#### [Exercise prompt]
Give the number of lines that include the word "Hong", and nothing else.

#### [Data]
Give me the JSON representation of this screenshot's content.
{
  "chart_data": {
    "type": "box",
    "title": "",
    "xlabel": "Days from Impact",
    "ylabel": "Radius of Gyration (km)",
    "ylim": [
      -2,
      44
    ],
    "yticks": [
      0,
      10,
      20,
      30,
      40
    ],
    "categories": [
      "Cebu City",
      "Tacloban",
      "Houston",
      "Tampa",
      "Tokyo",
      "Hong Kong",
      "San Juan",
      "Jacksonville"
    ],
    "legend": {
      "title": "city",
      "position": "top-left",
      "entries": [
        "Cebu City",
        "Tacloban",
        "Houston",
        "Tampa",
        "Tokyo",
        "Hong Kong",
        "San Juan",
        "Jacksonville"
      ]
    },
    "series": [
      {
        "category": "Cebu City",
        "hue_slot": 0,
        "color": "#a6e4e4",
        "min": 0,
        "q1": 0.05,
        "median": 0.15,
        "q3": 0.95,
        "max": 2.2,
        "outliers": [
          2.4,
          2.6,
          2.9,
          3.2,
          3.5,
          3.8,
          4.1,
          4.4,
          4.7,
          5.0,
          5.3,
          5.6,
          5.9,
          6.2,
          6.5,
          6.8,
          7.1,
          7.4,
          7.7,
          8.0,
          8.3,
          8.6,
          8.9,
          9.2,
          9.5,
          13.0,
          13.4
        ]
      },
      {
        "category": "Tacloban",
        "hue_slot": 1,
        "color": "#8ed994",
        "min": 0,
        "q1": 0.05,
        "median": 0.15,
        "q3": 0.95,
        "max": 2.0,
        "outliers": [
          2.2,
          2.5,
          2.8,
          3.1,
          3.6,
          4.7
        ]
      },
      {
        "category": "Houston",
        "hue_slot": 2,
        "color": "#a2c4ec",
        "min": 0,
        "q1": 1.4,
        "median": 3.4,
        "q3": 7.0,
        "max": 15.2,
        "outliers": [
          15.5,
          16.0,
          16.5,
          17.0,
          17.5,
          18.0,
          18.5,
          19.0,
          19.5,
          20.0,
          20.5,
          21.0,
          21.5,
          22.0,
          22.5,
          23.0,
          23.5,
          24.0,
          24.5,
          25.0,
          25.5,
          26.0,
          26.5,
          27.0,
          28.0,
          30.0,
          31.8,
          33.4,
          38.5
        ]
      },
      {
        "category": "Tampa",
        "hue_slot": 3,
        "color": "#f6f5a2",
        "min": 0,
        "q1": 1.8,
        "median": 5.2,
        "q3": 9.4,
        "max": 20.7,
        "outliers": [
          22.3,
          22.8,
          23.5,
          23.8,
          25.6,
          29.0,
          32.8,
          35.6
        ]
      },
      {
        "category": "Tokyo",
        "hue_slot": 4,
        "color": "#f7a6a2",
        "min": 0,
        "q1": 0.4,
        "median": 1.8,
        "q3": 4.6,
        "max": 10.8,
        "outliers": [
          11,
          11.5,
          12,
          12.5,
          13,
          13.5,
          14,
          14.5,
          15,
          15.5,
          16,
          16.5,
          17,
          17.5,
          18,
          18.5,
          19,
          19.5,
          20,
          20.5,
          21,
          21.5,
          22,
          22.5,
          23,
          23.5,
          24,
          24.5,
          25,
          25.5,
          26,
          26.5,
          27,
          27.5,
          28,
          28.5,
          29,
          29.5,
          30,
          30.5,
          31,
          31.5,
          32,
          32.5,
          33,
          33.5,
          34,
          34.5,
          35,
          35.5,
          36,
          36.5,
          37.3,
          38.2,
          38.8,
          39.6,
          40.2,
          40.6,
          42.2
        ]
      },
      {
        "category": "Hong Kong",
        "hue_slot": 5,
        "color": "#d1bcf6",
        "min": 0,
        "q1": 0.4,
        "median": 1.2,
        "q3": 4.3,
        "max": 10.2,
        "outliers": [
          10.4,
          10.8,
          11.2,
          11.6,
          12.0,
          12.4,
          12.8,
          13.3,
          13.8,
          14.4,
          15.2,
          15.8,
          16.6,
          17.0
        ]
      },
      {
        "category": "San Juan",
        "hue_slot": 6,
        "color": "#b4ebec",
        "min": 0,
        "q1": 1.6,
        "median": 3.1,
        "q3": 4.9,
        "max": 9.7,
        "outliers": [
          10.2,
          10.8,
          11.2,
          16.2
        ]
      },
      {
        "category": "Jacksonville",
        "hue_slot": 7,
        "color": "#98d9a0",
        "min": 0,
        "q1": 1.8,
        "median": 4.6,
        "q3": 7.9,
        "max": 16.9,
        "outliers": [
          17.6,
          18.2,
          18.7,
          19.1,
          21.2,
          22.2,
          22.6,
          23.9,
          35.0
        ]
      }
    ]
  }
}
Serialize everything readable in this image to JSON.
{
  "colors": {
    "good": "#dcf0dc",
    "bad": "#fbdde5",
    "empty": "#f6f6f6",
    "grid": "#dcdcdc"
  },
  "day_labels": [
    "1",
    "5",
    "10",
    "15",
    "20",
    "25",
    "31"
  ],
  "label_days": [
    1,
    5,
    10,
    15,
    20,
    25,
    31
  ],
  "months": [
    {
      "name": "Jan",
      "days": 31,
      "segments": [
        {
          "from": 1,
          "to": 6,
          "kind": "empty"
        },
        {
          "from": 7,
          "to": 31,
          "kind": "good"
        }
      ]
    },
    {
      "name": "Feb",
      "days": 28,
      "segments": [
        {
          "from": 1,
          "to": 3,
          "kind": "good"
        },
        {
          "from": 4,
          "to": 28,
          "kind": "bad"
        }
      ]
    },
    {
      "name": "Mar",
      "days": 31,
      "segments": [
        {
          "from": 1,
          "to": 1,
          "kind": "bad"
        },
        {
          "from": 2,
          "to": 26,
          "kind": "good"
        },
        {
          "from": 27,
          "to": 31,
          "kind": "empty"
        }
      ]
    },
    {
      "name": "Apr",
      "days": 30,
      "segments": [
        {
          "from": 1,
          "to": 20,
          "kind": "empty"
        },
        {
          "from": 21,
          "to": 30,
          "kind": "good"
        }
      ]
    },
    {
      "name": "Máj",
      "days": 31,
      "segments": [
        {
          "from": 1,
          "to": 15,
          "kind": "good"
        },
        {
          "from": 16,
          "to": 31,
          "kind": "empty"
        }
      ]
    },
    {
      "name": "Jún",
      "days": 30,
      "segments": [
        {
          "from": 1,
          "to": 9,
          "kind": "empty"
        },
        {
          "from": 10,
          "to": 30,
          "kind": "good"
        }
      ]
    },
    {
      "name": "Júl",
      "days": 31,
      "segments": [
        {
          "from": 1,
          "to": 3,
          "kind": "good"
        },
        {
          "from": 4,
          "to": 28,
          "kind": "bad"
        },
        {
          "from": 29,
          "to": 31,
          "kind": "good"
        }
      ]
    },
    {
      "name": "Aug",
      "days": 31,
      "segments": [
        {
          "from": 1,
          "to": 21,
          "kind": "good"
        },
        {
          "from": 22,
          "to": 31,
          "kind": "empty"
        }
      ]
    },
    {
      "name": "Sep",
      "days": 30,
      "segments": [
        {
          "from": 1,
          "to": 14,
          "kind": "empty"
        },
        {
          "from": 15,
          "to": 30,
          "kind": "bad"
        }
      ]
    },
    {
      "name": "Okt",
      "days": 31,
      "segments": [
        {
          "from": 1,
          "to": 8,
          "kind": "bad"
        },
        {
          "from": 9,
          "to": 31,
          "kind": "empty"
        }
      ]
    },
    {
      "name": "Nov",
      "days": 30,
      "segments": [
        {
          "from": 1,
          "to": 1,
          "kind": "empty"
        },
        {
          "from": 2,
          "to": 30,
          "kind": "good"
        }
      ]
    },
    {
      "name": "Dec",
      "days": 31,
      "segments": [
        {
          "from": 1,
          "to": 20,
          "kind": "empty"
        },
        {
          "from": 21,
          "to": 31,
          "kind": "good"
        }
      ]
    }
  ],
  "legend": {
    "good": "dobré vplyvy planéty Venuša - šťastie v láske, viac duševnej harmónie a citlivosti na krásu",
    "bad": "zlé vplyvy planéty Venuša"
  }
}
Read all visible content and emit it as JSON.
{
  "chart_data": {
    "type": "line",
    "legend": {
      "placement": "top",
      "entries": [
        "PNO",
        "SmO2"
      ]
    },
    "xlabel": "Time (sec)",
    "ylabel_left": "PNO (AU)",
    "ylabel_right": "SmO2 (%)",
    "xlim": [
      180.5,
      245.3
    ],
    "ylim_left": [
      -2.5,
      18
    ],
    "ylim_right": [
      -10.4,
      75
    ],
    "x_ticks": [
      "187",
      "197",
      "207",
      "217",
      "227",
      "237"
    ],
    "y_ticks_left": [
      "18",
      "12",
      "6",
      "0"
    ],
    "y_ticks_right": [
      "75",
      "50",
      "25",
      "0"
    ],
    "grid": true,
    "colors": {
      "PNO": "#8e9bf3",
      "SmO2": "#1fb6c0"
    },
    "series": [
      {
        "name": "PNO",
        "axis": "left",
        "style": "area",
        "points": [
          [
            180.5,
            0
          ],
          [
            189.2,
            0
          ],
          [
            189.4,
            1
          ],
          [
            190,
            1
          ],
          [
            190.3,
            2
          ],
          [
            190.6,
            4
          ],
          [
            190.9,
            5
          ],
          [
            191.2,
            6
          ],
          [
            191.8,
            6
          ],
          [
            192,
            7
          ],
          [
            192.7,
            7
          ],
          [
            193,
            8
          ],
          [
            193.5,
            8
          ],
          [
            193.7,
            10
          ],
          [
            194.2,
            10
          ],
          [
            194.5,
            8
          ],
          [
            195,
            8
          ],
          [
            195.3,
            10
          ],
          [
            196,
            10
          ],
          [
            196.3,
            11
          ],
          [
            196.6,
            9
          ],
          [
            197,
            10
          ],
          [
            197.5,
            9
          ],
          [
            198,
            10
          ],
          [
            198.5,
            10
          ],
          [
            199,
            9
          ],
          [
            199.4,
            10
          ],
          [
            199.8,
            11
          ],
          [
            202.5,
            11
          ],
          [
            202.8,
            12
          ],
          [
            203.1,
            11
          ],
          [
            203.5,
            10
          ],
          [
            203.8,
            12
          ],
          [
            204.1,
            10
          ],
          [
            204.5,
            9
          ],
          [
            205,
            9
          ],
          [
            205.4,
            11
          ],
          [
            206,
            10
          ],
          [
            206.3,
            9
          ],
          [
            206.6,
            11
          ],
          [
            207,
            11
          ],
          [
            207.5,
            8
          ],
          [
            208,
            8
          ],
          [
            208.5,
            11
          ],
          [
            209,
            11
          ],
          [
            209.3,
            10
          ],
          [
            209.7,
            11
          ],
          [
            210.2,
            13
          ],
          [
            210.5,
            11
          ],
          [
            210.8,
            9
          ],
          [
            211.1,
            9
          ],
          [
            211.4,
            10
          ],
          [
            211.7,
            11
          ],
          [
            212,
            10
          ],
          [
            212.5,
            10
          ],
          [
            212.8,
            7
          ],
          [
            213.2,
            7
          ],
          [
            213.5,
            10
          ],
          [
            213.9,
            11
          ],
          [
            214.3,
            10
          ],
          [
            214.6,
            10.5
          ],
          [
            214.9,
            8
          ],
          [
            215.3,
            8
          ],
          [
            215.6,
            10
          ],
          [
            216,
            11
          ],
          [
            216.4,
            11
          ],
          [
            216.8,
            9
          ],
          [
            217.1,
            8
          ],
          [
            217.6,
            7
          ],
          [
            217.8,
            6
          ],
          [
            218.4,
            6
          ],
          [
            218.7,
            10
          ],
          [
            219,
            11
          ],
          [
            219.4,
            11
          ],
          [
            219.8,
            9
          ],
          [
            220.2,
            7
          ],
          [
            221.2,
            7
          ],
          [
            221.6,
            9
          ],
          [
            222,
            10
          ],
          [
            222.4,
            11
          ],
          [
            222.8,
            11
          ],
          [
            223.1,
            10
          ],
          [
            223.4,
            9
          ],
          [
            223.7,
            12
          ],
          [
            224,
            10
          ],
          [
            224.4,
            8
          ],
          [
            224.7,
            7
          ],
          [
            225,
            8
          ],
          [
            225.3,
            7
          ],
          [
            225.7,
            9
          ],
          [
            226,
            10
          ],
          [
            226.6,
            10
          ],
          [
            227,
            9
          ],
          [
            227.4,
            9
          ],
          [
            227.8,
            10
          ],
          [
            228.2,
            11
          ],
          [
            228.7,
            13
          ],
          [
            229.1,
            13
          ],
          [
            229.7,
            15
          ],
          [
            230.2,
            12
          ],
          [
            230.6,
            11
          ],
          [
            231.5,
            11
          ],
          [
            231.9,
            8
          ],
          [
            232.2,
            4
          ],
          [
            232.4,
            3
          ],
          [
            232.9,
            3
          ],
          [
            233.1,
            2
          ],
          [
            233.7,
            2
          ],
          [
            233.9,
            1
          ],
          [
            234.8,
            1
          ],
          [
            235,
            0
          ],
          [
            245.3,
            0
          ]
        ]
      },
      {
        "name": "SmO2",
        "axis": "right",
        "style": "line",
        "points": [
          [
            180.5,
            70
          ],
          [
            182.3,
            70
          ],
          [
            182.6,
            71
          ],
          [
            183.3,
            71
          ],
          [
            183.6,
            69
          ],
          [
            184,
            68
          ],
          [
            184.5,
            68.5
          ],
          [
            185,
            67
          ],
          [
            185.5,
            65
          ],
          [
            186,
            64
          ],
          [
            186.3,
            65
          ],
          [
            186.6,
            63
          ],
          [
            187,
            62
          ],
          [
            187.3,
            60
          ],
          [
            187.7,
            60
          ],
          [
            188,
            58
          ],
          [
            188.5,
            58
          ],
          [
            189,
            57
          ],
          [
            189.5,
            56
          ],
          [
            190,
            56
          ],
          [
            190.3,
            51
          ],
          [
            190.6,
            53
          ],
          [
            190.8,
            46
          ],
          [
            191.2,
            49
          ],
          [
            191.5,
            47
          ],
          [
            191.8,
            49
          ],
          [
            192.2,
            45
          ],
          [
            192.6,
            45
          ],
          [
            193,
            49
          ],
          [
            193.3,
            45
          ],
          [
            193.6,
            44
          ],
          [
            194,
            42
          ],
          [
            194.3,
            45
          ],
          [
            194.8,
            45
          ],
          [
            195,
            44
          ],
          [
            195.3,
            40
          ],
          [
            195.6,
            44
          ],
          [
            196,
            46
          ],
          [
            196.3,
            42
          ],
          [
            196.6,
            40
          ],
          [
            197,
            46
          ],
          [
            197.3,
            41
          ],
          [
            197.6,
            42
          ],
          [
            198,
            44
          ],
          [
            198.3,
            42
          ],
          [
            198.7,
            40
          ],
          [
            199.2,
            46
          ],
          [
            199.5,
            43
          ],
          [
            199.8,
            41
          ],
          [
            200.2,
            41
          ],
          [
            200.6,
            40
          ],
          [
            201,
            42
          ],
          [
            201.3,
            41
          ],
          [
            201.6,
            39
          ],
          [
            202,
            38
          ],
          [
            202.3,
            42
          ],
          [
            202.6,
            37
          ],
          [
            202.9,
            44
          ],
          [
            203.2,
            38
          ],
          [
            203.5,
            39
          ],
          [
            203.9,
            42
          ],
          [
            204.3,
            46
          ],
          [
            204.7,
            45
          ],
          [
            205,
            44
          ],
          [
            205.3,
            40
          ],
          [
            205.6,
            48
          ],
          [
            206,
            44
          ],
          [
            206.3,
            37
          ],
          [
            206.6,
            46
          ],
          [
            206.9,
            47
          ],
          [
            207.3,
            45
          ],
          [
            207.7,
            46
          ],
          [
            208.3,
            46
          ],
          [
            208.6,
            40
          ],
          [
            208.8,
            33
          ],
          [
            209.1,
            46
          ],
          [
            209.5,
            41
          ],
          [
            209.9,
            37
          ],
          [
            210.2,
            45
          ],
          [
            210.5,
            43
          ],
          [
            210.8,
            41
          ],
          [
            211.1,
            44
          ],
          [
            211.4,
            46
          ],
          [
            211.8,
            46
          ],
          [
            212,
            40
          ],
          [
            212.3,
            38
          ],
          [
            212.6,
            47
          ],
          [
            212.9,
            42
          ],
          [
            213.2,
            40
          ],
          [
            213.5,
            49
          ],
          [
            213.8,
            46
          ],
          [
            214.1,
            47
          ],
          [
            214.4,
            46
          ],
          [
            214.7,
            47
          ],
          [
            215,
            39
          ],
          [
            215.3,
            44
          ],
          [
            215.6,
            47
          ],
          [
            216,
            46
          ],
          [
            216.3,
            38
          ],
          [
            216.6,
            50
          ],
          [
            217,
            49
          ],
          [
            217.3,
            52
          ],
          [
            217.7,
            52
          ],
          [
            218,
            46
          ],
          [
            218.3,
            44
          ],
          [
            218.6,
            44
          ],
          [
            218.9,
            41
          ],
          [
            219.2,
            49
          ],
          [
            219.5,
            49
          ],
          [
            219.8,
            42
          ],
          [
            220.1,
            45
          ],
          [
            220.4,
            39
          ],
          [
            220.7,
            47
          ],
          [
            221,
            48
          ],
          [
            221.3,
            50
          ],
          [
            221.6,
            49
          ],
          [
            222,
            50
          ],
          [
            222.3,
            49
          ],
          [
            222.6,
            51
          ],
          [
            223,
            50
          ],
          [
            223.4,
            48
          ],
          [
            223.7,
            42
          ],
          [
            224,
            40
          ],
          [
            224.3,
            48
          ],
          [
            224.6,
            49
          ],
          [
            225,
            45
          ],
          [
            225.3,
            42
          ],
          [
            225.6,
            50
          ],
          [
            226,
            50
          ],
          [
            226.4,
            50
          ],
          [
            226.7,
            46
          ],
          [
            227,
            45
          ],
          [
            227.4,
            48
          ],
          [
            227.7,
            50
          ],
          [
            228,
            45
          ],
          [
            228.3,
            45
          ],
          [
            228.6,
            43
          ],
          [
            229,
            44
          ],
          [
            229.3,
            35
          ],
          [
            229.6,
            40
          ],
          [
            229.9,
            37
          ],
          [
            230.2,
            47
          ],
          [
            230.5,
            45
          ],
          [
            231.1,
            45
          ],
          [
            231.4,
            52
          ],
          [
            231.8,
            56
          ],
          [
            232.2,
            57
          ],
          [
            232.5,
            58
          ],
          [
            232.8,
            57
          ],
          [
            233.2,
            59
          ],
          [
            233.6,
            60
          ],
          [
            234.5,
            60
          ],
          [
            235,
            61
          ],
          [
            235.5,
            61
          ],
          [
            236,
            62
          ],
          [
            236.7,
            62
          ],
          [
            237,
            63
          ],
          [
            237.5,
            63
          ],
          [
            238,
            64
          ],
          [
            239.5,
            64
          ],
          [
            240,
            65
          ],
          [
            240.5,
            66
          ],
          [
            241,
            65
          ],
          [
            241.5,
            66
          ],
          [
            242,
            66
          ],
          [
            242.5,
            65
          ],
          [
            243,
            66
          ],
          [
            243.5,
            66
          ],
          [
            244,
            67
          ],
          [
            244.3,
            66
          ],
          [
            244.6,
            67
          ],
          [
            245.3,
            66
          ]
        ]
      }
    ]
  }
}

#### [Reply]
3